• _SOURCE MATERIAL_
• • • • •

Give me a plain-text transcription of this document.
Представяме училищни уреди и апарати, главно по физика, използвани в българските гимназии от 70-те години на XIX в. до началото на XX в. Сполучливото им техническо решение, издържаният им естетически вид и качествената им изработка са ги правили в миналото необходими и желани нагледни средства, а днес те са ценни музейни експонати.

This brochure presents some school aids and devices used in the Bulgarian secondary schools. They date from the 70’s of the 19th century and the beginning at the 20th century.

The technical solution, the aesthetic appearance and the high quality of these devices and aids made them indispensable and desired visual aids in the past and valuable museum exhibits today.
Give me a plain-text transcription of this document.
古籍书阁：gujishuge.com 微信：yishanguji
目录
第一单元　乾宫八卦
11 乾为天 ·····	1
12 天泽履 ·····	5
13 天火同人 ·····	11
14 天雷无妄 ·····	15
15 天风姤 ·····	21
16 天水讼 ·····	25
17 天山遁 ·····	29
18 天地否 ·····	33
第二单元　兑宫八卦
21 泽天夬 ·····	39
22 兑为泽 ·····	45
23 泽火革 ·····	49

• • • • •

• _WORK TO BE COMPLETED_
Send back all of the entries exactly, with nothing missing.

• _EXERCISE OUTPUT_
Give me a plain-text transcription of this document.
Представяме училищни уреди и апарати, главно по физика, използвани в българските гимназии от 70-те години на XIX в. до началото на XX в. Сполучливото им техническо решение, издържаният им естетически вид и качествената им изработка са ги правили в миналото необходими и желани нагледни средства, а днес те са ценни музейни експонати.

This brochure presents some school aids and devices used in the Bulgarian secondary schools. They date from the 70’s of the 19th century and the beginning at the 20th century.

The technical solution, the aesthetic appearance and the high quality of these devices and aids made them indispensable and desired visual aids in the past and valuable museum exhibits today.
Give me a plain-text transcription of this document.
古籍书阁：gujishuge.com 微信：yishanguji
目录
第一单元　乾宫八卦
11 乾为天 ·····	1
12 天泽履 ·····	5
13 天火同人 ·····	11
14 天雷无妄 ·····	15
15 天风姤 ·····	21
16 天水讼 ·····	25
17 天山遁 ·····	29
18 天地否 ·····	33
第二单元　兑宫八卦
21 泽天夬 ·····	39
22 兑为泽 ·····	45
23 泽火革 ·····	49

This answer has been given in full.